--- STATED PROBLEM ---
Where a line in the listing contains the string "attack", copy that line out.

--- THE DATA ---
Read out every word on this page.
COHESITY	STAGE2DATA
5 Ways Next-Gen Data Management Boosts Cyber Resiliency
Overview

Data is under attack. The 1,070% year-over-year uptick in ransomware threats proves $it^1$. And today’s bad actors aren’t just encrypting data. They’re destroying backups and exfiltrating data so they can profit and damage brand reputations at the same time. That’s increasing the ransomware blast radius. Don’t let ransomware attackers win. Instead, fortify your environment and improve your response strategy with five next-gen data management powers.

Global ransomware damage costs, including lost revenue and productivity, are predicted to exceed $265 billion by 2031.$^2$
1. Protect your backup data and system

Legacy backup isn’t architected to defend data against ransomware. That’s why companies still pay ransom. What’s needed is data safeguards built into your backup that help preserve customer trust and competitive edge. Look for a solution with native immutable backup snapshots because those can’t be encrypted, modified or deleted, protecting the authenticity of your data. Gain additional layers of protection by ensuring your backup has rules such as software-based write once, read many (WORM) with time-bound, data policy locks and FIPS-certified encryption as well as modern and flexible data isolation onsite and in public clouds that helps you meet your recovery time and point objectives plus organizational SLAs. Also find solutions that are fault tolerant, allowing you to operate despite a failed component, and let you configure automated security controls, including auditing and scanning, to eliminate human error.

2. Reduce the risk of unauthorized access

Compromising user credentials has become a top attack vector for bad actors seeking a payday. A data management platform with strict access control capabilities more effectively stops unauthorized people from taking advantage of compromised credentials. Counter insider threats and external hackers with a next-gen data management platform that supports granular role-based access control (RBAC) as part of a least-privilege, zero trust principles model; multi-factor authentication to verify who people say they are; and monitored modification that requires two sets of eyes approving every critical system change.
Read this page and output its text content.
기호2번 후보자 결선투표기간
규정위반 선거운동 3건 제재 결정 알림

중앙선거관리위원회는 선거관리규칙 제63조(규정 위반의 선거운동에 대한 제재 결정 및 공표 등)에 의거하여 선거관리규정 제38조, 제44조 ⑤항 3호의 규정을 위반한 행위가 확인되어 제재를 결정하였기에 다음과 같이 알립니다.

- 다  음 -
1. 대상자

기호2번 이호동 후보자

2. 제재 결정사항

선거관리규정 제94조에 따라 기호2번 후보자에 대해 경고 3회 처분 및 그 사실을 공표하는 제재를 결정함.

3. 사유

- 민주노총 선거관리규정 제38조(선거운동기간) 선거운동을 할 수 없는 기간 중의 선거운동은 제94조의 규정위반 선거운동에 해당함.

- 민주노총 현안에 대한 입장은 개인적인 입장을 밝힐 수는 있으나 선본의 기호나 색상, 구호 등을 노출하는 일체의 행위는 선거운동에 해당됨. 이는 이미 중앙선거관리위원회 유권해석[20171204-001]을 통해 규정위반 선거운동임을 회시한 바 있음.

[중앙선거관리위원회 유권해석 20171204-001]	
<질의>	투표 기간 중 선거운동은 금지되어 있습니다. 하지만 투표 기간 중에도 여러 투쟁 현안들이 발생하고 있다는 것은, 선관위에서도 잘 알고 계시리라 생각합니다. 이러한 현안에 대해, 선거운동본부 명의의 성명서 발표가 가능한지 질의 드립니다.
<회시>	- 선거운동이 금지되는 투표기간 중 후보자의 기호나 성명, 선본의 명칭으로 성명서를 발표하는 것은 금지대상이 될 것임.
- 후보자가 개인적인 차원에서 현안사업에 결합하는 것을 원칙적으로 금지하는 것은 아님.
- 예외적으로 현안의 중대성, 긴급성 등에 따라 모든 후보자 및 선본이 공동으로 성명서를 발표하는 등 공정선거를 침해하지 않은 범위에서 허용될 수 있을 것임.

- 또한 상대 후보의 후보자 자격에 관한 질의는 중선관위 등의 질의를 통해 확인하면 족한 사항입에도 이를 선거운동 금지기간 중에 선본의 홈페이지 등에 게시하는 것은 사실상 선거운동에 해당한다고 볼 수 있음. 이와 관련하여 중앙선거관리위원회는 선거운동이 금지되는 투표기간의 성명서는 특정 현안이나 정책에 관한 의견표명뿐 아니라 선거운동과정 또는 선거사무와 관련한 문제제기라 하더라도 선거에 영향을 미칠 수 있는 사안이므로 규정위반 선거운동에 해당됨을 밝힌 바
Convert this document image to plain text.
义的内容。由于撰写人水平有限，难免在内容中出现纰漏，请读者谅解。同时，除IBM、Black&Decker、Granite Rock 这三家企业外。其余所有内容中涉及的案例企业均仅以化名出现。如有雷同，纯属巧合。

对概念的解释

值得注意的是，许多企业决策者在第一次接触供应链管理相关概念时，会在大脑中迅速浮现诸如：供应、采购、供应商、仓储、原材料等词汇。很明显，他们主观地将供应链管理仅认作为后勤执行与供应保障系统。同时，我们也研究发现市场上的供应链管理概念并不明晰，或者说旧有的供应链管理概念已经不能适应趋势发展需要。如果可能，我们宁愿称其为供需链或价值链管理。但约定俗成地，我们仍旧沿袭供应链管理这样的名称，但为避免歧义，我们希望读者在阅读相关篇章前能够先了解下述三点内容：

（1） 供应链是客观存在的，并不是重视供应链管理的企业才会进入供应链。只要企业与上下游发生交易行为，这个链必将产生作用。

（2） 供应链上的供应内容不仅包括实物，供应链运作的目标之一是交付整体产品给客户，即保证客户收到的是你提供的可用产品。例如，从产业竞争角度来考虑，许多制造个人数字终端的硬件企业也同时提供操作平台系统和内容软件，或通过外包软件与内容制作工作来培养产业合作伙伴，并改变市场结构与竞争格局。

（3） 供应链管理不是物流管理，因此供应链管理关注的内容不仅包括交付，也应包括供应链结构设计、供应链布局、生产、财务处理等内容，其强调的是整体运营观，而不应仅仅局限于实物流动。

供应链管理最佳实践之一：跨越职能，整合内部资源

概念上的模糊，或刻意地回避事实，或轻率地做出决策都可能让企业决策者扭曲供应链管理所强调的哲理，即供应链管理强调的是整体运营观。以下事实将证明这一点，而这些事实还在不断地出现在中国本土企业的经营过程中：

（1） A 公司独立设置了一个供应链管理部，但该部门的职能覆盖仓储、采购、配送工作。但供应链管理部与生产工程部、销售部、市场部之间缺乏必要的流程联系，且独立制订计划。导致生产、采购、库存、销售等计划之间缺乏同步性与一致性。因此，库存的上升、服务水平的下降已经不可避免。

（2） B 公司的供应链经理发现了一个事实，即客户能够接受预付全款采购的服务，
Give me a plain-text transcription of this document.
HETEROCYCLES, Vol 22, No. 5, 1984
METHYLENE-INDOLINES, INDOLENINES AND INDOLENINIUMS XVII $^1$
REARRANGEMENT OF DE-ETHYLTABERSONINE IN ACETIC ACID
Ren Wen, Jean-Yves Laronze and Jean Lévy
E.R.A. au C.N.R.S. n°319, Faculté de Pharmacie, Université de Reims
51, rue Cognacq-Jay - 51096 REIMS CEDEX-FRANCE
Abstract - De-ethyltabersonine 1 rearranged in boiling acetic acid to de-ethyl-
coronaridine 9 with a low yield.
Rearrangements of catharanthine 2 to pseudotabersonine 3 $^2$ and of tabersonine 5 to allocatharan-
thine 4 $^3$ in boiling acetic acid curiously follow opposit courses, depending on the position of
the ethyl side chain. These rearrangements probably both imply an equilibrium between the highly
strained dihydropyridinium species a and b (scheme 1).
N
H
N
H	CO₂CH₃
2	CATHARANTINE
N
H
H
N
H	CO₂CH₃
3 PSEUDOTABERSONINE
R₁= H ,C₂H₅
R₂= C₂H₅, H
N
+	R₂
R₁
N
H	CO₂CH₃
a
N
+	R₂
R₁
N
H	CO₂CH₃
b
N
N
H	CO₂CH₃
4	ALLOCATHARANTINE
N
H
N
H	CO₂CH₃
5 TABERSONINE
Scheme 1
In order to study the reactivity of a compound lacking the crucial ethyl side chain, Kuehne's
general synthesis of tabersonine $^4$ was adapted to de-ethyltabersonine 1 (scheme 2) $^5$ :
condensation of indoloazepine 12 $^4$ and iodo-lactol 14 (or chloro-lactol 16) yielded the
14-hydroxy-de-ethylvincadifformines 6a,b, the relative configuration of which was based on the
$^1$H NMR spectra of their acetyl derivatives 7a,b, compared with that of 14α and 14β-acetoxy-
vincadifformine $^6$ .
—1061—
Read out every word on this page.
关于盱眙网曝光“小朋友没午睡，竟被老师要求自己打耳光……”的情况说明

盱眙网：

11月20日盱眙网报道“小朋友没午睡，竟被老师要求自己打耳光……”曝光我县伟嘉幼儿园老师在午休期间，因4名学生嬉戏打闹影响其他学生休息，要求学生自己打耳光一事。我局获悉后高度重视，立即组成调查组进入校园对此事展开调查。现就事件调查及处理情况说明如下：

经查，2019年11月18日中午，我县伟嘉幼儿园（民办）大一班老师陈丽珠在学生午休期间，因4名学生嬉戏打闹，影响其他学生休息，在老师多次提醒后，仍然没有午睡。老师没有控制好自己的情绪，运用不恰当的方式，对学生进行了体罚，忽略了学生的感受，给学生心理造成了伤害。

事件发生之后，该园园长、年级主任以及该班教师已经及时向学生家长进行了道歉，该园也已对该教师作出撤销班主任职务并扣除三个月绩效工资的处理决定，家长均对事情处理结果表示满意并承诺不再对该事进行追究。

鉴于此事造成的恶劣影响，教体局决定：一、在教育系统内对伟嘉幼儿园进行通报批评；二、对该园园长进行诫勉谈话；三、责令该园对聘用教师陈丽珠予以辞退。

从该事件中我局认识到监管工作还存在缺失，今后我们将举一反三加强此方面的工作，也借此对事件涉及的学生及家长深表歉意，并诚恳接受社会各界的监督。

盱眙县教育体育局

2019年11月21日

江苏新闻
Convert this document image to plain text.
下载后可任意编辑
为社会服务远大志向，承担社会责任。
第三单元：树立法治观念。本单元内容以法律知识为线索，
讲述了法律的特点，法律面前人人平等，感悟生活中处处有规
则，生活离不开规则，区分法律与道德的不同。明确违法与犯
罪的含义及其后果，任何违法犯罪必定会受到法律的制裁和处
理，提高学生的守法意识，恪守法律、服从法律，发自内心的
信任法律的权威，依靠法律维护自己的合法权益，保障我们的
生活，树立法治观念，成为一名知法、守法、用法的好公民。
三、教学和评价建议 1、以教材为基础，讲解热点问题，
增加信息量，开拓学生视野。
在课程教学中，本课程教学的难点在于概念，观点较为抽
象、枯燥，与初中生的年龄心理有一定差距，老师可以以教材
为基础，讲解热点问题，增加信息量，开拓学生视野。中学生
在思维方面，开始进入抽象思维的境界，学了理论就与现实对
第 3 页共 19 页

--- PROBLEM SOLUTION ---
Data is under attack. The 1,070% year-over-year uptick in ransomware threats proves $it^1$. And today’s bad actors aren’t just encrypting data. They’re destroying backups and exfiltrating data so they can profit and damage brand reputations at the same time. That’s increasing the ransomware blast radius. Don’t let ransomware attackers win. Instead, fortify your environment and improve your response strategy with five next-gen data management powers.
Compromising user credentials has become a top attack vector for bad actors seeking a payday. A data management platform with strict access control capabilities more effectively stops unauthorized people from taking advantage of compromised credentials. Counter insider threats and external hackers with a next-gen data management platform that supports granular role-based access control (RBAC) as part of a least-privilege, zero trust principles model; multi-factor authentication to verify who people say they are; and monitored modification that requires two sets of eyes approving every critical system change.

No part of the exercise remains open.